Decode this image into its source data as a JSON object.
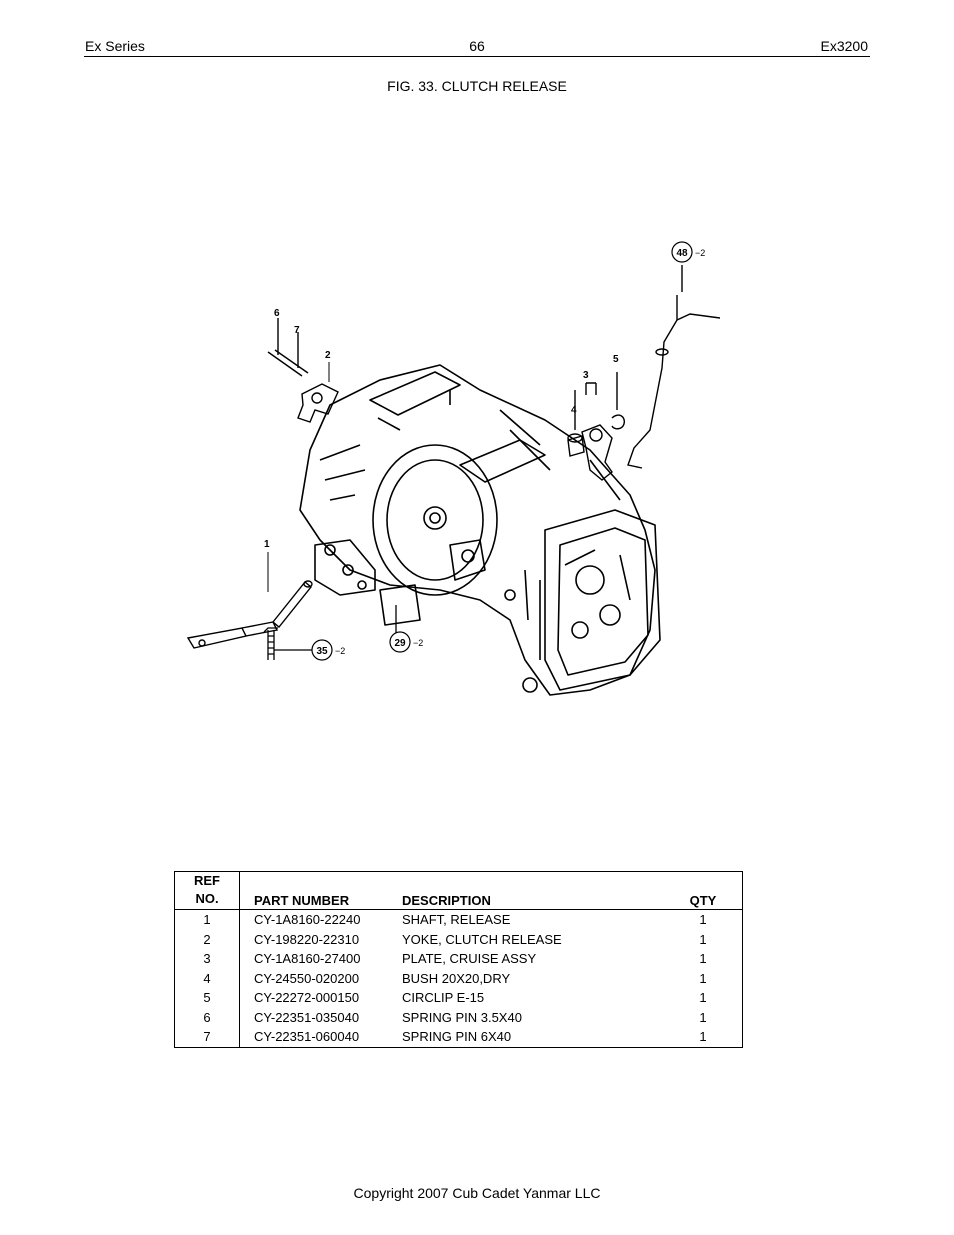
{
  "header": {
    "left": "Ex Series",
    "page_number": "66",
    "right": "Ex3200"
  },
  "figure": {
    "title": "FIG. 33. CLUTCH RELEASE",
    "callouts": [
      {
        "label": "1"
      },
      {
        "label": "2"
      },
      {
        "label": "3"
      },
      {
        "label": "4"
      },
      {
        "label": "5"
      },
      {
        "label": "6"
      },
      {
        "label": "7"
      },
      {
        "label": "48",
        "qty": "−2"
      },
      {
        "label": "35",
        "qty": "−2"
      },
      {
        "label": "29",
        "qty": "−2"
      }
    ]
  },
  "parts_table": {
    "headers": {
      "ref_line1": "REF",
      "ref_line2": "NO.",
      "part_number": "PART NUMBER",
      "description": "DESCRIPTION",
      "qty": "QTY"
    },
    "rows": [
      {
        "ref": "1",
        "part_number": "CY-1A8160-22240",
        "description": "SHAFT, RELEASE",
        "qty": "1"
      },
      {
        "ref": "2",
        "part_number": "CY-198220-22310",
        "description": "YOKE, CLUTCH RELEASE",
        "qty": "1"
      },
      {
        "ref": "3",
        "part_number": "CY-1A8160-27400",
        "description": "PLATE, CRUISE ASSY",
        "qty": "1"
      },
      {
        "ref": "4",
        "part_number": "CY-24550-020200",
        "description": "BUSH 20X20,DRY",
        "qty": "1"
      },
      {
        "ref": "5",
        "part_number": "CY-22272-000150",
        "description": "CIRCLIP E-15",
        "qty": "1"
      },
      {
        "ref": "6",
        "part_number": "CY-22351-035040",
        "description": "SPRING PIN 3.5X40",
        "qty": "1"
      },
      {
        "ref": "7",
        "part_number": "CY-22351-060040",
        "description": "SPRING PIN 6X40",
        "qty": "1"
      }
    ]
  },
  "footer": {
    "copyright": "Copyright 2007 Cub Cadet Yanmar LLC"
  }
}
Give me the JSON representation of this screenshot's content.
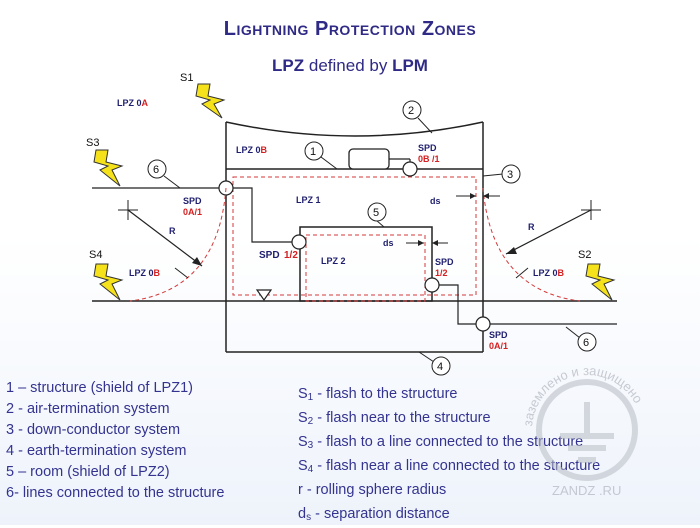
{
  "title": "Lightning Protection Zones",
  "subtitle": {
    "term": "LPZ",
    "middle": "defined by",
    "source": "LPM"
  },
  "diagram": {
    "zone_labels": {
      "outer_top_left": "LPZ 0",
      "outer_top_left_sub": "A",
      "roof_left": "LPZ 0",
      "roof_left_sub": "B",
      "left_ground": "LPZ 0",
      "left_ground_sub": "B",
      "right_ground": "LPZ 0",
      "right_ground_sub": "B",
      "lpz1": "LPZ 1",
      "lpz2": "LPZ 2"
    },
    "spd_labels": {
      "left": {
        "name": "SPD",
        "value": "0A/1"
      },
      "middle": {
        "name": "SPD",
        "value": "1/2"
      },
      "roof": {
        "name": "SPD",
        "value": "0B /1"
      },
      "right": {
        "name": "SPD",
        "value": "1/2"
      },
      "bottom": {
        "name": "SPD",
        "value": "0A/1"
      }
    },
    "strike_labels": [
      "S1",
      "S2",
      "S3",
      "S4"
    ],
    "distance_labels": [
      "ds",
      "ds",
      "R",
      "R"
    ],
    "numbers": [
      "1",
      "2",
      "3",
      "4",
      "5",
      "6",
      "6"
    ]
  },
  "legend_left": [
    "1 – structure (shield of LPZ1)",
    "2 - air-termination system",
    "3 - down-conductor system",
    "4 - earth-termination system",
    "5 – room (shield of LPZ2)",
    "6- lines connected to the structure"
  ],
  "legend_right": [
    {
      "sym": "S",
      "sub": "1",
      "text": " - flash to the structure"
    },
    {
      "sym": "S",
      "sub": "2",
      "text": " - flash near to the structure"
    },
    {
      "sym": "S",
      "sub": "3",
      "text": " - flash to a line connected to the structure"
    },
    {
      "sym": "S",
      "sub": "4",
      "text": " - flash near a line connected to the structure"
    },
    {
      "sym": "r",
      "sub": "",
      "text": " - rolling sphere radius"
    },
    {
      "sym": "d",
      "sub": "s",
      "text": " - separation distance"
    }
  ],
  "watermark": {
    "arc_text": "заземлено и защищено",
    "site": "ZANDZ .RU"
  }
}
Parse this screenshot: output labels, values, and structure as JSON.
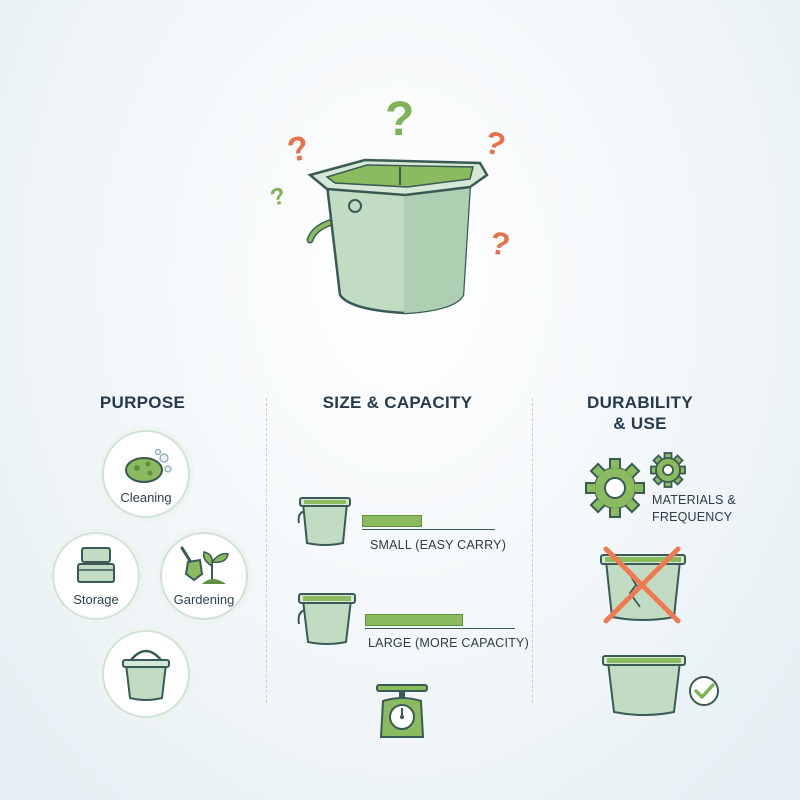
{
  "colors": {
    "bucket_fill": "#c2dcc4",
    "bucket_stroke": "#3a5a55",
    "accent_green": "#8abb5e",
    "question_orange": "#e8704a",
    "question_green": "#7fb356",
    "cross_orange": "#ef7a52",
    "divider": "#c4d0d8"
  },
  "hero": {
    "icons": [
      "bucket-icon",
      "question-mark-icon"
    ]
  },
  "purpose": {
    "title": "PURPOSE",
    "items": [
      {
        "label": "Cleaning",
        "icon": "sponge-icon"
      },
      {
        "label": "Storage",
        "icon": "stacked-containers-icon"
      },
      {
        "label": "Gardening",
        "icon": "trowel-sprout-icon"
      },
      {
        "label": "",
        "icon": "bucket-with-handle-icon"
      }
    ]
  },
  "size": {
    "title": "SIZE & CAPACITY",
    "options": [
      {
        "label": "SMALL (EASY CARRY)",
        "icon": "small-bucket-icon",
        "fill": 0.45
      },
      {
        "label": "LARGE (MORE CAPACITY)",
        "icon": "large-bucket-icon",
        "fill": 0.65
      }
    ],
    "scale_icon": "weighing-scale-icon"
  },
  "durability": {
    "title_line1": "DURABILITY",
    "title_line2": "& USE",
    "materials_line1": "MATERIALS &",
    "materials_line2": "FREQUENCY",
    "icons": [
      "gears-icon",
      "cracked-bucket-cross-icon",
      "sturdy-bucket-icon",
      "checkmark-icon"
    ]
  }
}
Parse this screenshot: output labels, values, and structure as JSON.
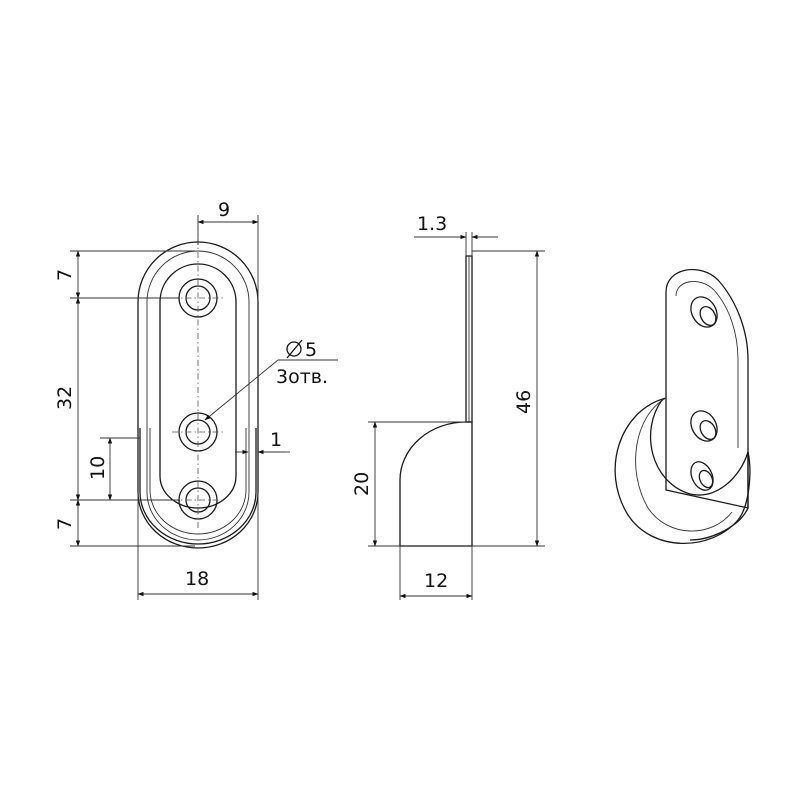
{
  "front_view": {
    "dim_top_width": "9",
    "dim_top_offset": "7",
    "dim_hole_spacing": "32",
    "dim_lower_offset": "10",
    "dim_bottom_offset": "7",
    "dim_overall_width": "18",
    "dim_wall": "1",
    "hole_diameter": "5",
    "hole_count": "3отв."
  },
  "side_view": {
    "dim_thickness": "1.3",
    "dim_height": "46",
    "dim_cup_height": "20",
    "dim_depth": "12"
  },
  "perspective_view": {}
}
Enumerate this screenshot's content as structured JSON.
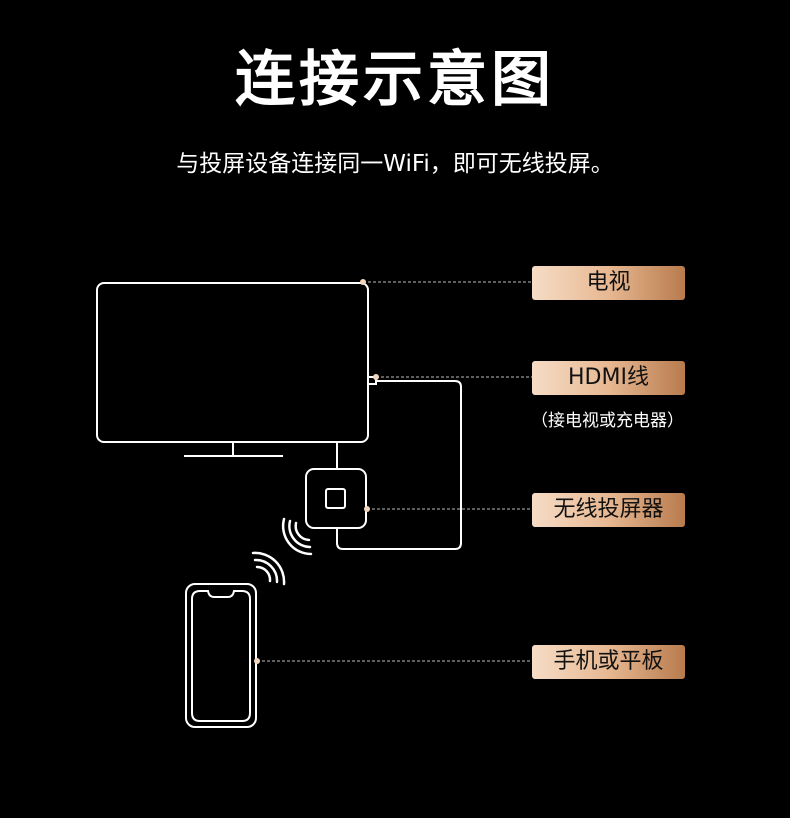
{
  "title": "连接示意图",
  "subtitle": "与投屏设备连接同一WiFi，即可无线投屏。",
  "labels": {
    "tv": "电视",
    "hdmi": "HDMI线",
    "hdmi_note": "（接电视或充电器）",
    "dongle": "无线投屏器",
    "phone": "手机或平板"
  },
  "colors": {
    "background": "#000000",
    "line": "#ffffff",
    "label_gradient_start": "#f6dcc6",
    "label_gradient_end": "#b87b4d",
    "dot": "#f0d6bd"
  }
}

+--

◆ Short problem:
Pictures are to be left out; otherwise, copy exactly each line from the one containing "Enumerate this screenshot's" through the last line of the listing.

◆ Full output:
Enumerate this screenshot's content as structured JSON.
{
  "title": "连接示意图",
  "subtitle": "与投屏设备连接同一WiFi，即可无线投屏。",
  "labels": {
    "tv": "电视",
    "hdmi": "HDMI线",
    "hdmi_note": "（接电视或充电器）",
    "dongle": "无线投屏器",
    "phone": "手机或平板"
  },
  "colors": {
    "background": "#000000",
    "line": "#ffffff",
    "label_gradient_start": "#f6dcc6",
    "label_gradient_end": "#b87b4d",
    "dot": "#f0d6bd"
  }
}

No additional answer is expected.